→ YOUR OBJECTIVE
Exactly repeat the full listing that follows.

## START

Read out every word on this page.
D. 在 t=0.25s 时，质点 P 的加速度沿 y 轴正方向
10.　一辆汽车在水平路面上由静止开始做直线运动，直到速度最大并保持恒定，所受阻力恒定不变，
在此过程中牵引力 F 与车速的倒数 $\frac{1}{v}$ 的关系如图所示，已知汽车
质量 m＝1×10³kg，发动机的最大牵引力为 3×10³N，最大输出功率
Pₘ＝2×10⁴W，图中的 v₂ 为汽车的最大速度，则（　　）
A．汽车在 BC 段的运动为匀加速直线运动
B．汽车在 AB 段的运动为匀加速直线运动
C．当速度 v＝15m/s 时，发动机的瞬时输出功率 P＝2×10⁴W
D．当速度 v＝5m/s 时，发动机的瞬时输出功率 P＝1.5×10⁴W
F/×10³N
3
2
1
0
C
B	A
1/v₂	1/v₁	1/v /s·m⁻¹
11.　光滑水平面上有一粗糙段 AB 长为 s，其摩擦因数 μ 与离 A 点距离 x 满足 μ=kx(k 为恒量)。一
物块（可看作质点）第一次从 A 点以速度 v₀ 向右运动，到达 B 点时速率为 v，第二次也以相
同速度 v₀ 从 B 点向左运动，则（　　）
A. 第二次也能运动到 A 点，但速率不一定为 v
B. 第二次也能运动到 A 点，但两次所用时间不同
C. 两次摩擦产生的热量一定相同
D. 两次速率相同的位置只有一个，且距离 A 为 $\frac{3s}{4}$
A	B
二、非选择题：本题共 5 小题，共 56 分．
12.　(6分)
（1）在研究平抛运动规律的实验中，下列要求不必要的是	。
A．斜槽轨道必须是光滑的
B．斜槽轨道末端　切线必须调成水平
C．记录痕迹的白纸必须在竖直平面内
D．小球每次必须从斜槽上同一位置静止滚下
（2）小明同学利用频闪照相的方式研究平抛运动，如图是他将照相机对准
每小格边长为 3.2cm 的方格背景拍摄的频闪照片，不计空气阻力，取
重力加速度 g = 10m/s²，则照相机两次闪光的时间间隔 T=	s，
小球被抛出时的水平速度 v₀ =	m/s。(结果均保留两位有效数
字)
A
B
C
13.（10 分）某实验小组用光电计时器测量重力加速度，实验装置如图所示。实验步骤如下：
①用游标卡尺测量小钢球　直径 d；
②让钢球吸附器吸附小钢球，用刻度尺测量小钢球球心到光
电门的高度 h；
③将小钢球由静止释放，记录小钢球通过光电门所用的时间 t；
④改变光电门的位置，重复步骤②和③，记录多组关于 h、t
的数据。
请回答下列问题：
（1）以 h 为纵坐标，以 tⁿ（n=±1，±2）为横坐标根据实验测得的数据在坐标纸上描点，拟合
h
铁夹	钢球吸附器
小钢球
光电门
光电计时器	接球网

## END

→ COMPLETED EXERCISE
Read out every word on this page.
D. 在 t=0.25s 时，质点 P 的加速度沿 y 轴正方向
10.　一辆汽车在水平路面上由静止开始做直线运动，直到速度最大并保持恒定，所受阻力恒定不变，
在此过程中牵引力 F 与车速的倒数 $\frac{1}{v}$ 的关系如图所示，已知汽车
质量 m＝1×10³kg，发动机的最大牵引力为 3×10³N，最大输出功率
Pₘ＝2×10⁴W，图中的 v₂ 为汽车的最大速度，则（　　）
A．汽车在 BC 段的运动为匀加速直线运动
B．汽车在 AB 段的运动为匀加速直线运动
C．当速度 v＝15m/s 时，发动机的瞬时输出功率 P＝2×10⁴W
D．当速度 v＝5m/s 时，发动机的瞬时输出功率 P＝1.5×10⁴W
F/×10³N
3
2
1
0
C
B	A
1/v₂	1/v₁	1/v /s·m⁻¹
11.　光滑水平面上有一粗糙段 AB 长为 s，其摩擦因数 μ 与离 A 点距离 x 满足 μ=kx(k 为恒量)。一
物块（可看作质点）第一次从 A 点以速度 v₀ 向右运动，到达 B 点时速率为 v，第二次也以相
同速度 v₀ 从 B 点向左运动，则（　　）
A. 第二次也能运动到 A 点，但速率不一定为 v
B. 第二次也能运动到 A 点，但两次所用时间不同
C. 两次摩擦产生的热量一定相同
D. 两次速率相同的位置只有一个，且距离 A 为 $\frac{3s}{4}$
A	B
二、非选择题：本题共 5 小题，共 56 分．
12.　(6分)
（1）在研究平抛运动规律的实验中，下列要求不必要的是	。
A．斜槽轨道必须是光滑的
B．斜槽轨道末端　切线必须调成水平
C．记录痕迹的白纸必须在竖直平面内
D．小球每次必须从斜槽上同一位置静止滚下
（2）小明同学利用频闪照相的方式研究平抛运动，如图是他将照相机对准
每小格边长为 3.2cm 的方格背景拍摄的频闪照片，不计空气阻力，取
重力加速度 g = 10m/s²，则照相机两次闪光的时间间隔 T=	s，
小球被抛出时的水平速度 v₀ =	m/s。(结果均保留两位有效数
字)
A
B
C
13.（10 分）某实验小组用光电计时器测量重力加速度，实验装置如图所示。实验步骤如下：
①用游标卡尺测量小钢球　直径 d；
②让钢球吸附器吸附小钢球，用刻度尺测量小钢球球心到光
电门的高度 h；
③将小钢球由静止释放，记录小钢球通过光电门所用的时间 t；
④改变光电门的位置，重复步骤②和③，记录多组关于 h、t
的数据。
请回答下列问题：
（1）以 h 为纵坐标，以 tⁿ（n=±1，±2）为横坐标根据实验测得的数据在坐标纸上描点，拟合
h
铁夹	钢球吸附器
小钢球
光电门
光电计时器	接球网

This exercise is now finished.